Listing:
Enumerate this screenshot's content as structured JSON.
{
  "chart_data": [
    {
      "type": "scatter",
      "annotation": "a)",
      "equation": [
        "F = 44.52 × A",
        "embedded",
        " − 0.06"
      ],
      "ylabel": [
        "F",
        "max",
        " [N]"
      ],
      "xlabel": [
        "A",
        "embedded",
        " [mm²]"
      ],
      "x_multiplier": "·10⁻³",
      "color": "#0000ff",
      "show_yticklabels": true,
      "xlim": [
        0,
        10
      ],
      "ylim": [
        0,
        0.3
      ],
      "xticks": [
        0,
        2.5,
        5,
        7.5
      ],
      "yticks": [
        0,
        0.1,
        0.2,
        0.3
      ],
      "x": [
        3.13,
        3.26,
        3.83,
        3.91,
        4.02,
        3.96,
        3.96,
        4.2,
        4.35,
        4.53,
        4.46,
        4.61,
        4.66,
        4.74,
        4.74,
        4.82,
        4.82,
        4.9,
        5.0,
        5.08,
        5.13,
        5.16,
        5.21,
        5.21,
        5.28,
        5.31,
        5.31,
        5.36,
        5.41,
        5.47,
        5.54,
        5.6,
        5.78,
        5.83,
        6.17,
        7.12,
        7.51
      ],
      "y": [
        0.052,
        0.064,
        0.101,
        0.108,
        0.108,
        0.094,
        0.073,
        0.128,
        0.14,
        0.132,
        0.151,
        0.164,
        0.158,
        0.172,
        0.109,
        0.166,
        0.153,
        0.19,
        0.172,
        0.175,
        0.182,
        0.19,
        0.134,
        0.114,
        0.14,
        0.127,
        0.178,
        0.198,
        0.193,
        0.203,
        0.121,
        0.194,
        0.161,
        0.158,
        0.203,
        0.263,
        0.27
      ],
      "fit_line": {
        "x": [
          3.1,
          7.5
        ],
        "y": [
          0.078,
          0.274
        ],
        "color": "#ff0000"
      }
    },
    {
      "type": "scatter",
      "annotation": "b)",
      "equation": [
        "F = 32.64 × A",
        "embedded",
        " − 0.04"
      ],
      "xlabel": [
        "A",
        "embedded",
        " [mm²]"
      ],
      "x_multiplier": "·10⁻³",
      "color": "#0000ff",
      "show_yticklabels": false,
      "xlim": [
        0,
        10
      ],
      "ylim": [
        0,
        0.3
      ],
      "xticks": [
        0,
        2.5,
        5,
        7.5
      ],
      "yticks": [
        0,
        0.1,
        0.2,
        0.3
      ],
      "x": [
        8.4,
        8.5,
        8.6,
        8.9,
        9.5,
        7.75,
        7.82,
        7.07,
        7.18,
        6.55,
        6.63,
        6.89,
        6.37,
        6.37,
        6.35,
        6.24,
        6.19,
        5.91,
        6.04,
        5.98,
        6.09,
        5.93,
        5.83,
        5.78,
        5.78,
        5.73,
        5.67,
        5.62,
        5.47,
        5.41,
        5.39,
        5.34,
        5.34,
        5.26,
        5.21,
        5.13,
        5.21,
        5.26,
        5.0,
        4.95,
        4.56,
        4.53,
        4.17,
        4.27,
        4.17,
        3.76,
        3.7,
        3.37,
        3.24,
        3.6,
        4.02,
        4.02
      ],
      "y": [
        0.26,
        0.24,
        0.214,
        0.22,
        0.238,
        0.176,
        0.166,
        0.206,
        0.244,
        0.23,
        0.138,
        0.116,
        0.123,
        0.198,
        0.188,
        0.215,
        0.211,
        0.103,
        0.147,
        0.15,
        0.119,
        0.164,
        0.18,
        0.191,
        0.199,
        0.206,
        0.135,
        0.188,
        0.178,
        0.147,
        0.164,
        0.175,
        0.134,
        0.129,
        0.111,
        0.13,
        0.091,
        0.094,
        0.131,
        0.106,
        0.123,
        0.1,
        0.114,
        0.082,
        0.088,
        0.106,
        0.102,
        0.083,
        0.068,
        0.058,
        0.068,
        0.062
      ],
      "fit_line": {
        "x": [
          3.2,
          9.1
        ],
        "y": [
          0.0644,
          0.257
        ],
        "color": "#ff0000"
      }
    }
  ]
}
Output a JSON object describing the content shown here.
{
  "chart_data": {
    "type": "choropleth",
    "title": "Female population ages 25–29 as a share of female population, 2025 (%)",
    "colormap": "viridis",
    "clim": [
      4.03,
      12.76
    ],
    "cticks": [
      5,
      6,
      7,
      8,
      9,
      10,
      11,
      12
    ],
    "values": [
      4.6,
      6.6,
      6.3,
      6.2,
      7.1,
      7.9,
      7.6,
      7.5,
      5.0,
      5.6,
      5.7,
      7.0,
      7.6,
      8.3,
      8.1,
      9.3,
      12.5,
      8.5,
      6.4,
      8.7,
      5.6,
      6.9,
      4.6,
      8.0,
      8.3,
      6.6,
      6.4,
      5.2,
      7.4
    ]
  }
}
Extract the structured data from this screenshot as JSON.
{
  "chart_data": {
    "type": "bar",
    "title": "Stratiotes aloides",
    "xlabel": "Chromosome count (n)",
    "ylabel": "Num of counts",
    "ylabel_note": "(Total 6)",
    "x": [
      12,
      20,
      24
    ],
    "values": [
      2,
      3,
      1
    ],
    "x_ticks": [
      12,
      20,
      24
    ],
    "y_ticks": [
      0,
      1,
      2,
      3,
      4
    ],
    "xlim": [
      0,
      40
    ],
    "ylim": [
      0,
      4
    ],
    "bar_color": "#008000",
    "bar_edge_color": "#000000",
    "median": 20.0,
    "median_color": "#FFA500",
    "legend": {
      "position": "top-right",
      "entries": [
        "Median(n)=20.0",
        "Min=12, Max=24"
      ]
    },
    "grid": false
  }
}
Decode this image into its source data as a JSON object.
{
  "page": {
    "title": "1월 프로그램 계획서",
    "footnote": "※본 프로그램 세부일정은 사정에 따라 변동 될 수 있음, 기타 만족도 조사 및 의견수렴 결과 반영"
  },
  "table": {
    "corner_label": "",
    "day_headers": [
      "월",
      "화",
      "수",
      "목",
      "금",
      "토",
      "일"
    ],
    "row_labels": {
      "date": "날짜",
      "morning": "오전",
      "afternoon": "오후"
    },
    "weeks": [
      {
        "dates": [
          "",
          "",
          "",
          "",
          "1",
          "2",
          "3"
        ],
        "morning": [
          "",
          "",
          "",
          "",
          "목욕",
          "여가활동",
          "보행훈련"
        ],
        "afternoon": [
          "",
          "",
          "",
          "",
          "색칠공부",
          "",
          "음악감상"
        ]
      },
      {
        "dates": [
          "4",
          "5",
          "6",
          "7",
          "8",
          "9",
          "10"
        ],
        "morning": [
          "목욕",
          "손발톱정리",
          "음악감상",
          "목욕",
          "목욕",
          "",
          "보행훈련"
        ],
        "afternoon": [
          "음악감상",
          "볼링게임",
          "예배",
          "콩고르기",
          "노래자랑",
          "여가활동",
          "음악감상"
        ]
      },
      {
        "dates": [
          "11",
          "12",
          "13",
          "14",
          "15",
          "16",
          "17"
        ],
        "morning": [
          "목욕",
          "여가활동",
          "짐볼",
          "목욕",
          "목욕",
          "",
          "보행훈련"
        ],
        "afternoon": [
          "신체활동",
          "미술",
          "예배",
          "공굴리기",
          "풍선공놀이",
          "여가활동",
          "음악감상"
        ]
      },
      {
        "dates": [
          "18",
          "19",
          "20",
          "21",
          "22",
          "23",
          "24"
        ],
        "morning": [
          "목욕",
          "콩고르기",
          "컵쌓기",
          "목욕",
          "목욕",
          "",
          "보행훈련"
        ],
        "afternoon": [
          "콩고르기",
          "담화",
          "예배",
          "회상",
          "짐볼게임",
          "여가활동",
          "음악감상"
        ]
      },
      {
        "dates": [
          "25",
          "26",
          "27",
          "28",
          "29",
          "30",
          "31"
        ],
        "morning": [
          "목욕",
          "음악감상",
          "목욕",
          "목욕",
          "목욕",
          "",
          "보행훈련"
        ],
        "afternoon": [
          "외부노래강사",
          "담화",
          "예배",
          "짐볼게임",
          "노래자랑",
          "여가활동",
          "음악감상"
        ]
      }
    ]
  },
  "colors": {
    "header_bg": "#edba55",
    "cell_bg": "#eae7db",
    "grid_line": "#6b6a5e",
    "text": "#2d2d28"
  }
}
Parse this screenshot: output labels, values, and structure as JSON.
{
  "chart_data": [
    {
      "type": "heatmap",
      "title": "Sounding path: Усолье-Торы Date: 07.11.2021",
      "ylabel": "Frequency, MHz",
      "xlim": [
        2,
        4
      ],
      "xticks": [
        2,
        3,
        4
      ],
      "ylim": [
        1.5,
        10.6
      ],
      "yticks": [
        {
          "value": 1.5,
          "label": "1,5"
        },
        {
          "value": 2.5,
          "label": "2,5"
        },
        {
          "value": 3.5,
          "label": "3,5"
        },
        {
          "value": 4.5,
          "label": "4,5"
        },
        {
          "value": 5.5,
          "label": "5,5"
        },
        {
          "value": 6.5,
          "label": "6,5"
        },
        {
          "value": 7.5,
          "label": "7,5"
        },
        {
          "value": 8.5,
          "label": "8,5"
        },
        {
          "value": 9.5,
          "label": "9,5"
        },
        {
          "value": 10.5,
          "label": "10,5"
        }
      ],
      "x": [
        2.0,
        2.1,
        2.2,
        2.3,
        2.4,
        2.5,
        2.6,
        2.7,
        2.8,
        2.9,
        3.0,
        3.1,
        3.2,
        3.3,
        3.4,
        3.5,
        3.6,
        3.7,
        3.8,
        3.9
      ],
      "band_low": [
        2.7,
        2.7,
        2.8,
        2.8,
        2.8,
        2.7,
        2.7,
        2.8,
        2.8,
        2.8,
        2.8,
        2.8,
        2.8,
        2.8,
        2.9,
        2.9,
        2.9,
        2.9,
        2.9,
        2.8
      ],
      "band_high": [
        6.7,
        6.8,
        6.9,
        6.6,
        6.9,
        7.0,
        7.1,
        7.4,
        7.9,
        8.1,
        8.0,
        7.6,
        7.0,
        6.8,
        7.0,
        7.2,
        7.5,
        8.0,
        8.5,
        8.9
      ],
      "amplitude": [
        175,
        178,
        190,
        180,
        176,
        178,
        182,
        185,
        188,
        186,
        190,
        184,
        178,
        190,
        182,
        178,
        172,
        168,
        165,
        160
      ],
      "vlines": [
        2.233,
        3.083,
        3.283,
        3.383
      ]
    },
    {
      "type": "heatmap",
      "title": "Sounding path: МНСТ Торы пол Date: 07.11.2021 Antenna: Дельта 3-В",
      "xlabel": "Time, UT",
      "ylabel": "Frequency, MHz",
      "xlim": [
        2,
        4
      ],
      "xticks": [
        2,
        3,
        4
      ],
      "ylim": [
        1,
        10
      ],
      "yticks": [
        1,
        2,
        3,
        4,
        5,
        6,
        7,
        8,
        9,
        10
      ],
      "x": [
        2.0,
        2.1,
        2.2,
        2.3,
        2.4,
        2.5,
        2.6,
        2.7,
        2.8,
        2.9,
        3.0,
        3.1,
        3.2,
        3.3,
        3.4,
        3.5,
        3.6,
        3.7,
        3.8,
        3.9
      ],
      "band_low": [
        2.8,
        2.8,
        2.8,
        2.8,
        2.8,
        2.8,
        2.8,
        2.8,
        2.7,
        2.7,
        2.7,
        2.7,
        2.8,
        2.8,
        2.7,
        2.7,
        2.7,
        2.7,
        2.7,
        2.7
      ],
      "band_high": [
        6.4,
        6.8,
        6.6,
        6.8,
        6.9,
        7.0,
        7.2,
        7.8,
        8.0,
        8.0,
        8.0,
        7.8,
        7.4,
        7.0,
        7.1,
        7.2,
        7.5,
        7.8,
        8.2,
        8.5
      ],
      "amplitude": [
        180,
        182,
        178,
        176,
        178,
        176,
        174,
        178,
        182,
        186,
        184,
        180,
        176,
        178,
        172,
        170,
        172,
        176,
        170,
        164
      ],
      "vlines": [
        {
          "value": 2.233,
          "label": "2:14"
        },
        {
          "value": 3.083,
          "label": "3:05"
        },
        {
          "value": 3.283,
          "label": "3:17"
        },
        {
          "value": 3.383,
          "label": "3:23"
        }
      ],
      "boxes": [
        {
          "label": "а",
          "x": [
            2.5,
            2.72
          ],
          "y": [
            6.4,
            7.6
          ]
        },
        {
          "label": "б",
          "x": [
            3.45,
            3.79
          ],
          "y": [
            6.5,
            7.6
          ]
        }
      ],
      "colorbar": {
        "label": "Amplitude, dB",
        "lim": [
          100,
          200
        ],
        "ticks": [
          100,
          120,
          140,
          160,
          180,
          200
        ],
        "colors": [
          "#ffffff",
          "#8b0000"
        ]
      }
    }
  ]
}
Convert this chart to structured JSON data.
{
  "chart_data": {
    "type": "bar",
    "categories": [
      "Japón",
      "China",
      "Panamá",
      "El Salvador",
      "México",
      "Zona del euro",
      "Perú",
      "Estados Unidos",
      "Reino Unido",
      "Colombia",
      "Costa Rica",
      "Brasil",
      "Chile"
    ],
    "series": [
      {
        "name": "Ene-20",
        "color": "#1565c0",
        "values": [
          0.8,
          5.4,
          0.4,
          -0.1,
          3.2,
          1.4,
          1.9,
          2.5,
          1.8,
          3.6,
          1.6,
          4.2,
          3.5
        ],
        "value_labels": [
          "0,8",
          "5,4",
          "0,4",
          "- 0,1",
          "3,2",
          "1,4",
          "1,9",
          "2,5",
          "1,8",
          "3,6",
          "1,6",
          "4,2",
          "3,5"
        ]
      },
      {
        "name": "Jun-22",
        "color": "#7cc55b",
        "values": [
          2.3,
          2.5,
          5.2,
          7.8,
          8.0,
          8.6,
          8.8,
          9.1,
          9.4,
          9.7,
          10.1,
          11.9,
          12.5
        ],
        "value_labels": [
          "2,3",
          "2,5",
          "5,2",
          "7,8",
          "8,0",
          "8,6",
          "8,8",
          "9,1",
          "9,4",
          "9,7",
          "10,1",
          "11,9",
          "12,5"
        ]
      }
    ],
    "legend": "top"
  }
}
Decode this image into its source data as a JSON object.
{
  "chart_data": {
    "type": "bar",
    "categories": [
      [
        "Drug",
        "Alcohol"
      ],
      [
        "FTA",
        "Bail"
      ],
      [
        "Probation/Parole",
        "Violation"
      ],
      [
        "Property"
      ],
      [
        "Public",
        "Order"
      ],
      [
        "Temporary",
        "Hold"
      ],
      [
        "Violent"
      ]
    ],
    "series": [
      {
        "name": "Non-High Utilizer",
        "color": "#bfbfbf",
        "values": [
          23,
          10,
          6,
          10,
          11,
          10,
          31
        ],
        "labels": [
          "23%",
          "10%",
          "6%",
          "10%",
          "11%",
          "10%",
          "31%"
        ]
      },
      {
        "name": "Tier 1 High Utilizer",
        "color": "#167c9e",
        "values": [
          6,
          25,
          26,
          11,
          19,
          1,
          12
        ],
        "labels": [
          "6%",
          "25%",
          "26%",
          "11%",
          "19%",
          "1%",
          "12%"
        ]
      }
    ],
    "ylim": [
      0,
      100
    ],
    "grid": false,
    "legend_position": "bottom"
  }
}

Stated problem: From the records above, pull out each line that has "Sounding".

The result:
      "title": "Sounding path: Усолье-Торы Date: 07.11.2021",
      "title": "Sounding path: МНСТ Торы пол Date: 07.11.2021 Antenna: Дельта 3-В",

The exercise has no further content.